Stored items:
'''

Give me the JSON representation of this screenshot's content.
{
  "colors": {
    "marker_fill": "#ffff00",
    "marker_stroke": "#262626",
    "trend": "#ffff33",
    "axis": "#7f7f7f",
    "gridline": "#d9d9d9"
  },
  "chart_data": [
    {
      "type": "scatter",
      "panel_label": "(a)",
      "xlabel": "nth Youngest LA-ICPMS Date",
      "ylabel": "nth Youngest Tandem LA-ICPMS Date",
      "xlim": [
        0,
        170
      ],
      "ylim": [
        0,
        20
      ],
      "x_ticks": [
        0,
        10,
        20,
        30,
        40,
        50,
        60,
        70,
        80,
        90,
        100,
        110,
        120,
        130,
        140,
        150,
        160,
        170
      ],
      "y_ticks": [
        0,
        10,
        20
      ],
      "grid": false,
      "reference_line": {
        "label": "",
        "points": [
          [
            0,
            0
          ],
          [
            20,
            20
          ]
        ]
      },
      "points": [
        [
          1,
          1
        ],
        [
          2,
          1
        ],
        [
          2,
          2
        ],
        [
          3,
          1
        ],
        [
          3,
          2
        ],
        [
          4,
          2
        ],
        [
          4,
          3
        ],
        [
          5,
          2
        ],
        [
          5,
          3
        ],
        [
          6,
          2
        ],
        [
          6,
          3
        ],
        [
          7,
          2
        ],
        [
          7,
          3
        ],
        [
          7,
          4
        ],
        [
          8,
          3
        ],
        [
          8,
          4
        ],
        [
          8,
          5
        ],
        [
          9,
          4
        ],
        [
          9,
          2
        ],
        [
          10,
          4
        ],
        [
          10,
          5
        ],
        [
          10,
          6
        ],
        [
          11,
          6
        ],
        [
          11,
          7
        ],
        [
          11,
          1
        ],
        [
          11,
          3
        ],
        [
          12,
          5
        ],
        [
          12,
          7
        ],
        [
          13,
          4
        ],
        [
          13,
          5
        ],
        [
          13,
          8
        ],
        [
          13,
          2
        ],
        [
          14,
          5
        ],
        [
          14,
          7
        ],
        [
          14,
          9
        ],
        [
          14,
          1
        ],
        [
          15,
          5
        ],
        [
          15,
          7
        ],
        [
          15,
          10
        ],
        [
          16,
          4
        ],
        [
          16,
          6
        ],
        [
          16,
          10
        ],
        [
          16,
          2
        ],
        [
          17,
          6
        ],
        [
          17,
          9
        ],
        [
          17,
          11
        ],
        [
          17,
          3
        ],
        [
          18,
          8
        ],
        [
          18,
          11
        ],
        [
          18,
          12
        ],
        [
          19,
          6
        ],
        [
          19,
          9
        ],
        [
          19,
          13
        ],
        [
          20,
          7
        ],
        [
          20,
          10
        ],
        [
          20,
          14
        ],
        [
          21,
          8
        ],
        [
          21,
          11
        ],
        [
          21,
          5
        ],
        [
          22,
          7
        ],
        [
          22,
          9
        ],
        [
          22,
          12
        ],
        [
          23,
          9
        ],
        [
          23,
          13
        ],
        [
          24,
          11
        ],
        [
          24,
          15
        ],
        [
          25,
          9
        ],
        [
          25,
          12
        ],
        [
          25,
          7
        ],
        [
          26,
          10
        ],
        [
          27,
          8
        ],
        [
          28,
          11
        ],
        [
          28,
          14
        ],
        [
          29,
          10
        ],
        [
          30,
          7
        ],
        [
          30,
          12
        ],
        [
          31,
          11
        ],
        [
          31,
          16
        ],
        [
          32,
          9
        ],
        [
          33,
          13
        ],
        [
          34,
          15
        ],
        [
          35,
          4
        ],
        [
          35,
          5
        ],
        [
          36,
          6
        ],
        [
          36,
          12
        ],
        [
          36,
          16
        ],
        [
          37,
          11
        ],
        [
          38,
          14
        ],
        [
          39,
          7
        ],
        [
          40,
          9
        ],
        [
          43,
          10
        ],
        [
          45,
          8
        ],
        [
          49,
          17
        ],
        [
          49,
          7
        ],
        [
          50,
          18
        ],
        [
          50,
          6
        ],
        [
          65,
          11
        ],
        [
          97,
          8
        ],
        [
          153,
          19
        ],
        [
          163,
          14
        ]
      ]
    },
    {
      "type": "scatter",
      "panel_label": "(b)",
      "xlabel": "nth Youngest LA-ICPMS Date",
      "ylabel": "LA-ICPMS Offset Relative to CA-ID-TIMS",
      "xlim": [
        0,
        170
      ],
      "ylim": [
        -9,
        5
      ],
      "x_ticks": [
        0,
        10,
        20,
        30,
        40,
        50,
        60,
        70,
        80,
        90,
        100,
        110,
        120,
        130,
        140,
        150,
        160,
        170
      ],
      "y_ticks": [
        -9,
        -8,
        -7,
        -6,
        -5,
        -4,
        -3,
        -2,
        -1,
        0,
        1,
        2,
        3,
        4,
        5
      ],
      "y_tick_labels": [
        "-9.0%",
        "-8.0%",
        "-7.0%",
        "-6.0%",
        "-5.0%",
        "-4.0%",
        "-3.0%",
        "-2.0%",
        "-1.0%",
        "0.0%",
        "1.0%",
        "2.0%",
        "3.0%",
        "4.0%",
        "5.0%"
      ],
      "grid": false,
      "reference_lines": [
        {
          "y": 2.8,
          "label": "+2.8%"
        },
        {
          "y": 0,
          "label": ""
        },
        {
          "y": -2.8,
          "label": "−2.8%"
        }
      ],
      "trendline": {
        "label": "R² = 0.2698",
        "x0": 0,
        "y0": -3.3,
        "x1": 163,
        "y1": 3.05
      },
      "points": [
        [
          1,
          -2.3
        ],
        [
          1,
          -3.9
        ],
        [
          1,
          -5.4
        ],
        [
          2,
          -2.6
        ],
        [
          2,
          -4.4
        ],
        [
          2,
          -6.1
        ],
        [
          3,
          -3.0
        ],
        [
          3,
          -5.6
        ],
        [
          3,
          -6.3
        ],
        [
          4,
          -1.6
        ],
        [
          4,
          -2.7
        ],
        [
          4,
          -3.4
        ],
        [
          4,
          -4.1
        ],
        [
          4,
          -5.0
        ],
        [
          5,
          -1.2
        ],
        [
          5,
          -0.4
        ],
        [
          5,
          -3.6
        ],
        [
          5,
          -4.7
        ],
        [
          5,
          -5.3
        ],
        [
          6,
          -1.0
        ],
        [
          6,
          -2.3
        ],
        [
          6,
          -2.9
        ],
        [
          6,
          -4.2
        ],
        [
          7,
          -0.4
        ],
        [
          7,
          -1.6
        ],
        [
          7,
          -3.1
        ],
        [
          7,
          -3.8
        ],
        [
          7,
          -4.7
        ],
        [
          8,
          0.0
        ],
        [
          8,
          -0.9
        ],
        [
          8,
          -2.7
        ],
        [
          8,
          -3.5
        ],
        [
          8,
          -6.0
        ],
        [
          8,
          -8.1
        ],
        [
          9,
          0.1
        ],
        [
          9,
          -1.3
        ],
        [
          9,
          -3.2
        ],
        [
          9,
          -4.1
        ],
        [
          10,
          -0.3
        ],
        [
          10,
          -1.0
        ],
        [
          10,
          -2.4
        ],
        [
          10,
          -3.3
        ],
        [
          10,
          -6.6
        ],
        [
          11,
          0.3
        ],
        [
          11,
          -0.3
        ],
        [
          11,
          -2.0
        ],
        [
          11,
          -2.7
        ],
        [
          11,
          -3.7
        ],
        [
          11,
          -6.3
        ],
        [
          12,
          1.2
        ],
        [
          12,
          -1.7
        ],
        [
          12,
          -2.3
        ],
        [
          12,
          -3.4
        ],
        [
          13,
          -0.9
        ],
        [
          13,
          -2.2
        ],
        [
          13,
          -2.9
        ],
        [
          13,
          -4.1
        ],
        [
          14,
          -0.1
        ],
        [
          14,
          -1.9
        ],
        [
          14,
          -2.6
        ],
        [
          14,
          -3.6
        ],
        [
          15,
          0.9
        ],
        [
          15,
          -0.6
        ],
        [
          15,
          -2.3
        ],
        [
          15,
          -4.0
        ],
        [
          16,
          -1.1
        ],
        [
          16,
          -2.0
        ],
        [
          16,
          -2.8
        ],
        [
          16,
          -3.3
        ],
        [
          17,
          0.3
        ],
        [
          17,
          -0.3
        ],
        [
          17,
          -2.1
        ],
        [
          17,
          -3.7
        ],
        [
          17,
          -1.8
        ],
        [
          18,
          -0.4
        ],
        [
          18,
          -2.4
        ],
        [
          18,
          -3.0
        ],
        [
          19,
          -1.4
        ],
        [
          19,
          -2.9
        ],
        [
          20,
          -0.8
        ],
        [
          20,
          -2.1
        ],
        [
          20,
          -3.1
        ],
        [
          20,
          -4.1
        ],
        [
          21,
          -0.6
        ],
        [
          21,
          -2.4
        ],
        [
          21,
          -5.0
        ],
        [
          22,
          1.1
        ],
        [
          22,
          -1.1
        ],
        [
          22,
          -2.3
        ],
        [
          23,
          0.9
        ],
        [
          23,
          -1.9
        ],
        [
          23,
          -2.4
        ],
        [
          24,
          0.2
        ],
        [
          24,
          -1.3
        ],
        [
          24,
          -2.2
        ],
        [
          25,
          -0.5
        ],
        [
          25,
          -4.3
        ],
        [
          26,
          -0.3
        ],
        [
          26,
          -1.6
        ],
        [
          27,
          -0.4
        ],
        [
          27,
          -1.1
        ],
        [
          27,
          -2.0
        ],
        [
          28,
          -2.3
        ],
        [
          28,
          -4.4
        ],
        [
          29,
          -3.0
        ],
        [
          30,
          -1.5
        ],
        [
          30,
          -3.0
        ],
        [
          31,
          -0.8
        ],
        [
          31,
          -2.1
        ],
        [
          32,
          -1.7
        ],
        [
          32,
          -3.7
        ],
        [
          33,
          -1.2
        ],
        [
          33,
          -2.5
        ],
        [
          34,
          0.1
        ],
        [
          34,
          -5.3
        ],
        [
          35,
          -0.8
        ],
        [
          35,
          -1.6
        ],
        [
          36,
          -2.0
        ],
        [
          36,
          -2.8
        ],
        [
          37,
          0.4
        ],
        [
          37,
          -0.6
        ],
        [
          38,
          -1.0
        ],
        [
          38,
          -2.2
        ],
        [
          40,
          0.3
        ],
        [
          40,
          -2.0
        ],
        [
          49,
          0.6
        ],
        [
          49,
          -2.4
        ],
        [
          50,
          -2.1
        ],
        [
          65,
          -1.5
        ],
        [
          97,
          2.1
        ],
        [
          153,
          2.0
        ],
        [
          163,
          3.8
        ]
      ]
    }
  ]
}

'''

Every line of the listing that holds "ylabel" should be found and copied.

### [SOLVED EXERCISE]
      "ylabel": "nth Youngest Tandem LA-ICPMS Date",
      "ylabel": "LA-ICPMS Offset Relative to CA-ID-TIMS",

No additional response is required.